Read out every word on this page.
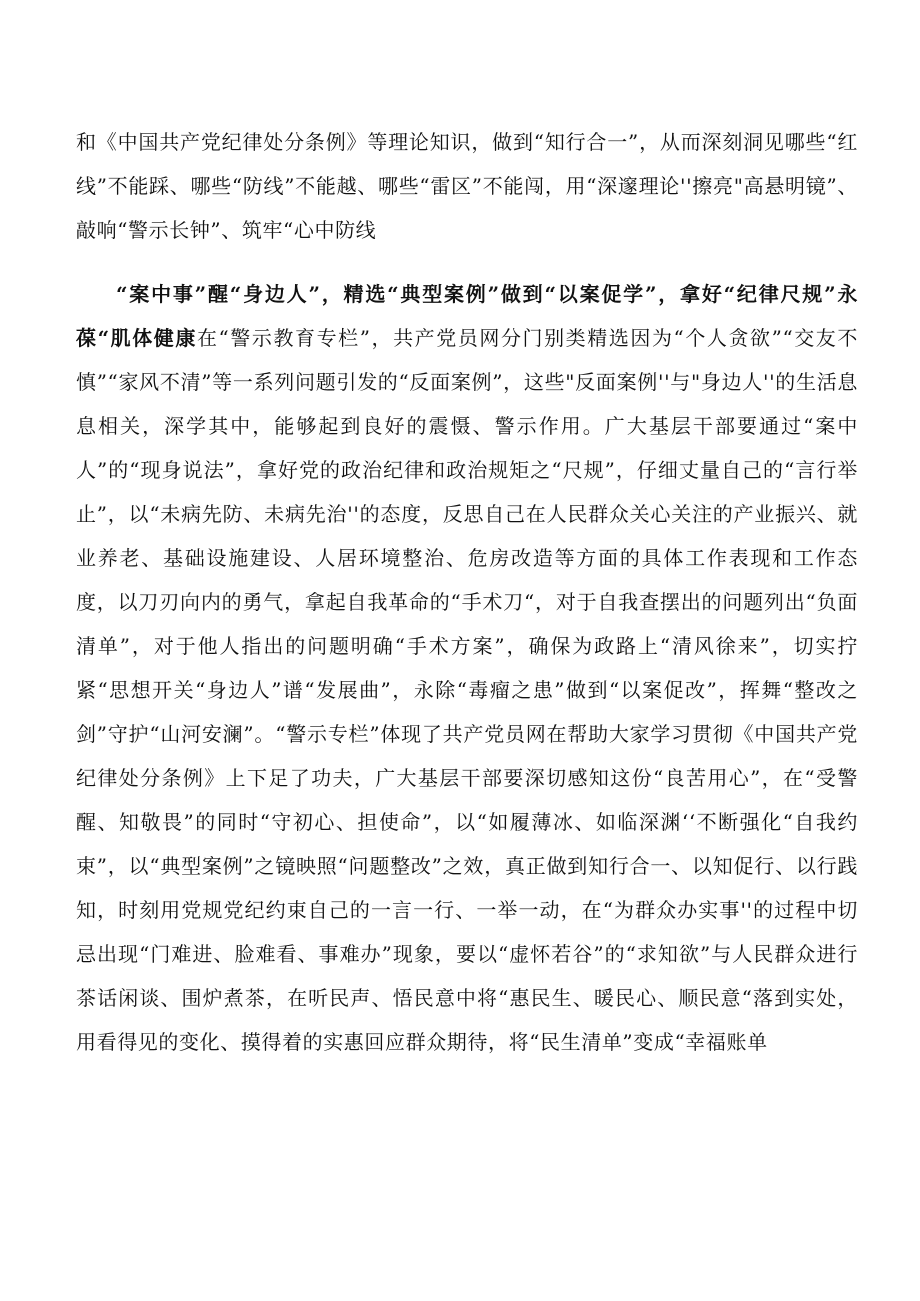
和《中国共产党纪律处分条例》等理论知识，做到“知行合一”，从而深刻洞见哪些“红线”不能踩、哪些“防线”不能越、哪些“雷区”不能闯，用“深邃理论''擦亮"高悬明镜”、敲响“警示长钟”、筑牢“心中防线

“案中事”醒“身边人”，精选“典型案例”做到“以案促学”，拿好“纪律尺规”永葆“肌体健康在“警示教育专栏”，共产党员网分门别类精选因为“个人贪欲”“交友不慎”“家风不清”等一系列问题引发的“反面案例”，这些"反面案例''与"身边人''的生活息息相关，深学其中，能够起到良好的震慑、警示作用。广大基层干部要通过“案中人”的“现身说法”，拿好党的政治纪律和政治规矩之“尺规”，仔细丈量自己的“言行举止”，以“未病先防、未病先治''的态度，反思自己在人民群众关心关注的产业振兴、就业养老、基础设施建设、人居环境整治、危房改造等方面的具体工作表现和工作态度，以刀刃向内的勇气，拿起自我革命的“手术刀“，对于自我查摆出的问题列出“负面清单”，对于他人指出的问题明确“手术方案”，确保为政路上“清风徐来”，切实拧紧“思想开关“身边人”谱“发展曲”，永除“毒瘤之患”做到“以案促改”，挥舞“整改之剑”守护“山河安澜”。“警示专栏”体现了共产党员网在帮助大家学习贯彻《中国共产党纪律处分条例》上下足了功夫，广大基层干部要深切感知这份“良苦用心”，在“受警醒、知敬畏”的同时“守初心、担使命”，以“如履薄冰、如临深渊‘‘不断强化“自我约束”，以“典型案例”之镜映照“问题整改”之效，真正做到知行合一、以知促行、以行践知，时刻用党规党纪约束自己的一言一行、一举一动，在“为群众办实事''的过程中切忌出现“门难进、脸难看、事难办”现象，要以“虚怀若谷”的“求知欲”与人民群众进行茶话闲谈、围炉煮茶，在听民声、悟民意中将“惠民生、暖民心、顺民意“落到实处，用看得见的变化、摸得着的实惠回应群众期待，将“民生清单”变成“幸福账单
...
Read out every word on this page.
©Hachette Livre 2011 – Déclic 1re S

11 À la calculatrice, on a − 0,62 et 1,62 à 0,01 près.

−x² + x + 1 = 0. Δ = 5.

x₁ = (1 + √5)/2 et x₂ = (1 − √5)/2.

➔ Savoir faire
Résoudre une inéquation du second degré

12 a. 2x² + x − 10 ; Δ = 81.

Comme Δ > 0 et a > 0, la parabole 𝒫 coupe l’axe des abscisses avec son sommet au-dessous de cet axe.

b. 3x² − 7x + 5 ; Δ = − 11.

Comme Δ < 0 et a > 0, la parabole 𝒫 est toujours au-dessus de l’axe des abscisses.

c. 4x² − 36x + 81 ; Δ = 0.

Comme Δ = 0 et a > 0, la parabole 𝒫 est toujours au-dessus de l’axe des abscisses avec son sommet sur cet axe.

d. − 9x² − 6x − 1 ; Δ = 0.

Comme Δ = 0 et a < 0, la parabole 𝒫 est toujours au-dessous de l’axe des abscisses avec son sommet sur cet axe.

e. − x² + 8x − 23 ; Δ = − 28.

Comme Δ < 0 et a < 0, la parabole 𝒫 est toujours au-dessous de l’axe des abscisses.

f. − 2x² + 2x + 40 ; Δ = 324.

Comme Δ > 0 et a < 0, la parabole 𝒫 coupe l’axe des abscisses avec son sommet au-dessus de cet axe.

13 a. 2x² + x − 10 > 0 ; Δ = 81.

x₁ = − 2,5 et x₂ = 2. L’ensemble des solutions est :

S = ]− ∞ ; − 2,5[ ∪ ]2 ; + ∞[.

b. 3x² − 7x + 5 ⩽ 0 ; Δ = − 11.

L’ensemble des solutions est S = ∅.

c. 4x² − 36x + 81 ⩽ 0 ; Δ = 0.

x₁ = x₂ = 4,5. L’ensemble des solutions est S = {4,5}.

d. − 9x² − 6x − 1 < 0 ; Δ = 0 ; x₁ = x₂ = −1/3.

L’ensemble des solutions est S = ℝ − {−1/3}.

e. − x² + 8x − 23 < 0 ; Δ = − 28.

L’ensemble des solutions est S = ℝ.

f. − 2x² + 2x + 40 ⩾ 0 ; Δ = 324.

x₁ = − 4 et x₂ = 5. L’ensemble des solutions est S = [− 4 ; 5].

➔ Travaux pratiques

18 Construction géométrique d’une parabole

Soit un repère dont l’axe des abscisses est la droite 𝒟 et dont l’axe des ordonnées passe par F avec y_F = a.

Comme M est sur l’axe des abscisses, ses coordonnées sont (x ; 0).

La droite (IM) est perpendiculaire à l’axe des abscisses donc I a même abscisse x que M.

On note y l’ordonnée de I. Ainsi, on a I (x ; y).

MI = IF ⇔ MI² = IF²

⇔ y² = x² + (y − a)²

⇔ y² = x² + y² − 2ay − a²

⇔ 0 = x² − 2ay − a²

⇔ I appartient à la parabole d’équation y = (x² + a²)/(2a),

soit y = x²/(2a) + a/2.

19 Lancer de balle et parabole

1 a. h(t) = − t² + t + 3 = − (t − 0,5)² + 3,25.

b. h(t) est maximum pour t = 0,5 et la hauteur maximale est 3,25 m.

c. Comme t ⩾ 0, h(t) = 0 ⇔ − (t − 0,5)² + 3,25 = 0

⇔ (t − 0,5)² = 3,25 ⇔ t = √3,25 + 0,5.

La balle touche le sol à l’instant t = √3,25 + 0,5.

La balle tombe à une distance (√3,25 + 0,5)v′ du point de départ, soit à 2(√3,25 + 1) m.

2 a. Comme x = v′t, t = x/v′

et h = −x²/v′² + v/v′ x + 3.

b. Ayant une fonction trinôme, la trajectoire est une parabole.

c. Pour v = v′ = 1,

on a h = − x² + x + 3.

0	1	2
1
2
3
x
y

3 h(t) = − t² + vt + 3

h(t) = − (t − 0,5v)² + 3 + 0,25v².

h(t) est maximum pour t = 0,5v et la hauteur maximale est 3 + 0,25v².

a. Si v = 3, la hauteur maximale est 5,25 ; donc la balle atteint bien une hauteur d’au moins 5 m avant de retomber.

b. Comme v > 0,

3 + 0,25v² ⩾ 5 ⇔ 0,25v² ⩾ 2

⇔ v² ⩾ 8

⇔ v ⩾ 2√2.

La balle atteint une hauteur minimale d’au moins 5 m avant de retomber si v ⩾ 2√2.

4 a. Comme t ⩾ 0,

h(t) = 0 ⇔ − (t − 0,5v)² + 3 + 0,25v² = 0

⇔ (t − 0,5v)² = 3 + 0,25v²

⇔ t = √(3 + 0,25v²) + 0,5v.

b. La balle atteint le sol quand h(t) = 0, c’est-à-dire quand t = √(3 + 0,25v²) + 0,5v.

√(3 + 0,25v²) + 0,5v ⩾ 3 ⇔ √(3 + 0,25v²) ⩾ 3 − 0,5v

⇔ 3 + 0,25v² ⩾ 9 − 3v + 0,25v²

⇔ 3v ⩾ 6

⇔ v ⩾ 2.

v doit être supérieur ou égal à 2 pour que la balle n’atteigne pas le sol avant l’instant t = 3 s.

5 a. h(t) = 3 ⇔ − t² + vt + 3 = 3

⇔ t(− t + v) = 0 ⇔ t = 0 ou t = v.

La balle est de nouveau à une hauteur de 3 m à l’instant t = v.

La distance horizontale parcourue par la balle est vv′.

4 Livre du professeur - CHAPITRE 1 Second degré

▶ WHAT YOU WILL DO
Select every line of the records holding the string "中国共产党纪律处分条例".

▶ TASK ANSWER
和《中国共产党纪律处分条例》等理论知识，做到“知行合一”，从而深刻洞见哪些“红线”不能踩、哪些“防线”不能越、哪些“雷区”不能闯，用“深邃理论''擦亮"高悬明镜”、敲响“警示长钟”、筑牢“心中防线
“案中事”醒“身边人”，精选“典型案例”做到“以案促学”，拿好“纪律尺规”永葆“肌体健康在“警示教育专栏”，共产党员网分门别类精选因为“个人贪欲”“交友不慎”“家风不清”等一系列问题引发的“反面案例”，这些"反面案例''与"身边人''的生活息息相关，深学其中，能够起到良好的震慑、警示作用。广大基层干部要通过“案中人”的“现身说法”，拿好党的政治纪律和政治规矩之“尺规”，仔细丈量自己的“言行举止”，以“未病先防、未病先治''的态度，反思自己在人民群众关心关注的产业振兴、就业养老、基础设施建设、人居环境整治、危房改造等方面的具体工作表现和工作态度，以刀刃向内的勇气，拿起自我革命的“手术刀“，对于自我查摆出的问题列出“负面清单”，对于他人指出的问题明确“手术方案”，确保为政路上“清风徐来”，切实拧紧“思想开关“身边人”谱“发展曲”，永除“毒瘤之患”做到“以案促改”，挥舞“整改之剑”守护“山河安澜”。“警示专栏”体现了共产党员网在帮助大家学习贯彻《中国共产党纪律处分条例》上下足了功夫，广大基层干部要深切感知这份“良苦用心”，在“受警醒、知敬畏”的同时“守初心、担使命”，以“如履薄冰、如临深渊‘‘不断强化“自我约束”，以“典型案例”之镜映照“问题整改”之效，真正做到知行合一、以知促行、以行践知，时刻用党规党纪约束自己的一言一行、一举一动，在“为群众办实事''的过程中切忌出现“门难进、脸难看、事难办”现象，要以“虚怀若谷”的“求知欲”与人民群众进行茶话闲谈、围炉煮茶，在听民声、悟民意中将“惠民生、暖民心、顺民意“落到实处，用看得见的变化、摸得着的实惠回应群众期待，将“民生清单”变成“幸福账单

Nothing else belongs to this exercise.